*Written problem:* Where a line holds the string "this", return that line.

Lines of data:
*-*-*
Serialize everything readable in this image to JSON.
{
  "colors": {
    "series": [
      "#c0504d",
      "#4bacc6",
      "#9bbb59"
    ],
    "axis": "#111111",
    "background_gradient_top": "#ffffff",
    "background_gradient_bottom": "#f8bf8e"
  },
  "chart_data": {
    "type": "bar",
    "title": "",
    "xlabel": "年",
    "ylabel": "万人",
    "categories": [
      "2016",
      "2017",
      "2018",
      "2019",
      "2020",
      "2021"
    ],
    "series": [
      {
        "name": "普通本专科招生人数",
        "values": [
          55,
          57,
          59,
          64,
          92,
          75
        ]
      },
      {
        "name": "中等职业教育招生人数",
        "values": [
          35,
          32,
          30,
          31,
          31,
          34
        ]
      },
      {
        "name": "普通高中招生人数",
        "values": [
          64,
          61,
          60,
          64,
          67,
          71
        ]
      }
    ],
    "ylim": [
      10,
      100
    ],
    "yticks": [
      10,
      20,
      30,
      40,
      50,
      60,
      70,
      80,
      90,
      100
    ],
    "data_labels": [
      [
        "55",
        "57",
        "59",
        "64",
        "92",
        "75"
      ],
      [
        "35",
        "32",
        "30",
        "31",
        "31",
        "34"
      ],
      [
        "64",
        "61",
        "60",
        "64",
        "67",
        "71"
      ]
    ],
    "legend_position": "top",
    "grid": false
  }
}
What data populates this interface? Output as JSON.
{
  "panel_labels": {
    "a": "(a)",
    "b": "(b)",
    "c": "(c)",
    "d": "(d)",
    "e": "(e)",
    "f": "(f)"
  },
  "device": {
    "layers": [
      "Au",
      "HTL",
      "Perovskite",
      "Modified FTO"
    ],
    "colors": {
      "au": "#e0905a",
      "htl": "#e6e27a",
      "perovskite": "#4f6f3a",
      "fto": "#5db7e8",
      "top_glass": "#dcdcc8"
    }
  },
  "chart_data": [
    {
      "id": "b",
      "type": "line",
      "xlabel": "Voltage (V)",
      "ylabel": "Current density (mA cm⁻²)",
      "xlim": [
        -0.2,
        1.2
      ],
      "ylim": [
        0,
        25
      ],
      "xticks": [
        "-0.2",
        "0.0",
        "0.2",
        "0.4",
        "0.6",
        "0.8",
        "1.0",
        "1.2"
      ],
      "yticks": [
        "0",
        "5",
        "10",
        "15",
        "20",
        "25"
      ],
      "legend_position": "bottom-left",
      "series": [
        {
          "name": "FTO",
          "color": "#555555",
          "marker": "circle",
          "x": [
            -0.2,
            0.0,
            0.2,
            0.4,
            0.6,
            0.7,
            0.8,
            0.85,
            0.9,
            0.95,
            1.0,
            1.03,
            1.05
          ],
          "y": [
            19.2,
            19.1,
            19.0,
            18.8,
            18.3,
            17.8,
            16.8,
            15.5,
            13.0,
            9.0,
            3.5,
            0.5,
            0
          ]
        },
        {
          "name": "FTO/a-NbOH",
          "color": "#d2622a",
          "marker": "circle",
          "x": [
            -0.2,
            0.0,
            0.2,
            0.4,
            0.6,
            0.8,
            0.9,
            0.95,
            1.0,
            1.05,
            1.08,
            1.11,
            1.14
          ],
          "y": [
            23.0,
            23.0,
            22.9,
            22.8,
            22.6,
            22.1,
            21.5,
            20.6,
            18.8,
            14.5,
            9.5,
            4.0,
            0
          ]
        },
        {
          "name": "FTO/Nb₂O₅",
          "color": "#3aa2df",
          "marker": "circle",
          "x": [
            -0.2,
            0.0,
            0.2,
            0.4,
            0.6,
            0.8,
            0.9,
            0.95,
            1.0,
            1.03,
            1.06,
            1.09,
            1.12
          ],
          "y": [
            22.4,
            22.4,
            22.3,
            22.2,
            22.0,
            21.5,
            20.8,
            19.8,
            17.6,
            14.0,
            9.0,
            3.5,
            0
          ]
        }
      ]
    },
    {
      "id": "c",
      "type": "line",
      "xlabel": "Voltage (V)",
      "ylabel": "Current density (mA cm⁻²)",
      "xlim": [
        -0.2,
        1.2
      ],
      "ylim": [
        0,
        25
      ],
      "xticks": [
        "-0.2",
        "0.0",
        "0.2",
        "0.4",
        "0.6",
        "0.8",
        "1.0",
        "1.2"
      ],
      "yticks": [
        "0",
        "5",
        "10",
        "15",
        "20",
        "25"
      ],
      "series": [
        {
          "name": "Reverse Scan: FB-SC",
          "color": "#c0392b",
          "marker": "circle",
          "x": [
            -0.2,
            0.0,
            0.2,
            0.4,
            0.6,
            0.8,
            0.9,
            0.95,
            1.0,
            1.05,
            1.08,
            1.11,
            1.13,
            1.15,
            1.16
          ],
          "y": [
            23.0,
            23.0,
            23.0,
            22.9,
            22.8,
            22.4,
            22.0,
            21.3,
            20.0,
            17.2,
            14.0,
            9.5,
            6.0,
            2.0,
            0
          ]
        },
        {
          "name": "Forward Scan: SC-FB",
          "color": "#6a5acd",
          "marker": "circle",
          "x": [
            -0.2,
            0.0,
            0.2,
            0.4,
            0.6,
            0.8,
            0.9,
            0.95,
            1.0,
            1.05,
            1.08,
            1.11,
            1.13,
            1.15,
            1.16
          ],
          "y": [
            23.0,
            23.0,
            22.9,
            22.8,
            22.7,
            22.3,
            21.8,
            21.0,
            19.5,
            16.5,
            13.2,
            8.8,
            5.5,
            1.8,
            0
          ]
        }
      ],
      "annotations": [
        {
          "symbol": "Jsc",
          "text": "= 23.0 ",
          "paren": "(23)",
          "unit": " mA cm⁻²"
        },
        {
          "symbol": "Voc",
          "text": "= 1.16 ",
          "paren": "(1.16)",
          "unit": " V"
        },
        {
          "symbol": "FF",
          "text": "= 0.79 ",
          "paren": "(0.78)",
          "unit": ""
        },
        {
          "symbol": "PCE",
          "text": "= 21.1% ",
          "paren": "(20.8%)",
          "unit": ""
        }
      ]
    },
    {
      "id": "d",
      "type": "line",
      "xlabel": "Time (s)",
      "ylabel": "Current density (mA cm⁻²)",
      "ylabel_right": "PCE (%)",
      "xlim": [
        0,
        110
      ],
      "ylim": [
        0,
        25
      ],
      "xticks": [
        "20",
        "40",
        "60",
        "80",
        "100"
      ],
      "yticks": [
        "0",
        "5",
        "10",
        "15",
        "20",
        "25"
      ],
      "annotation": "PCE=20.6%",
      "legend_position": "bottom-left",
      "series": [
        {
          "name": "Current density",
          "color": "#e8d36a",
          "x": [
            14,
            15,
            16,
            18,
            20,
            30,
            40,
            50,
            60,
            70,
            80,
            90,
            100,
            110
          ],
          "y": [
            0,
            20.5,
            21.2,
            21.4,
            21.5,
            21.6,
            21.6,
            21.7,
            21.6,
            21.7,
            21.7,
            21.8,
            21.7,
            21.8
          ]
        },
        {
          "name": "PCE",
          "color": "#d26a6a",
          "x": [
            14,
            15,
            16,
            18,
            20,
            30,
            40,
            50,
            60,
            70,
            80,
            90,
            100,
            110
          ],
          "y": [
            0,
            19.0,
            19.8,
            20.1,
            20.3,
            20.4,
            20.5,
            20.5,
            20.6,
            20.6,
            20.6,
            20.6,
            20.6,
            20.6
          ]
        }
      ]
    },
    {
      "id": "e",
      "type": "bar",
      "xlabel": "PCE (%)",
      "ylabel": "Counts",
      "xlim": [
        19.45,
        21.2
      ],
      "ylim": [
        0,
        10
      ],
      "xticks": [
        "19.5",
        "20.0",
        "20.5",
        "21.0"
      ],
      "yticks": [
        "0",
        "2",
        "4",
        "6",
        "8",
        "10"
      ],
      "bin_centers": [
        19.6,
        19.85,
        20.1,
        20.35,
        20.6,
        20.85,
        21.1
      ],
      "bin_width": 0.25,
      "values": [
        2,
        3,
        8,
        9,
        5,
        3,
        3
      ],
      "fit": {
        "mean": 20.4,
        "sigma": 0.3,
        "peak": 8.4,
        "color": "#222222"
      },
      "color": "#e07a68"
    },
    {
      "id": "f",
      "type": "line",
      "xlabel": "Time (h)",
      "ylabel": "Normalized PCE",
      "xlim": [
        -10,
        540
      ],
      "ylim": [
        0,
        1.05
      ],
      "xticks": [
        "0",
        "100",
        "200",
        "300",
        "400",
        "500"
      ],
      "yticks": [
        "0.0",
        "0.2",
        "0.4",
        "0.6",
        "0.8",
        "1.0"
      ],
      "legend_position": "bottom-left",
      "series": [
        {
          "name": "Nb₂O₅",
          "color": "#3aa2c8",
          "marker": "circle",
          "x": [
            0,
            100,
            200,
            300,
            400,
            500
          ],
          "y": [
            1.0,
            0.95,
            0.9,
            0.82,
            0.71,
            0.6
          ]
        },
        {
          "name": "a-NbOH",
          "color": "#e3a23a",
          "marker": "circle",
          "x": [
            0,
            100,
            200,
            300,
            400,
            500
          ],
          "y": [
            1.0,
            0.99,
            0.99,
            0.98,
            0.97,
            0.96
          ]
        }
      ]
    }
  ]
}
*-*-*
*Output:*
Serialize everything readable in this image to JSON.
What data populates this interface? Output as JSON.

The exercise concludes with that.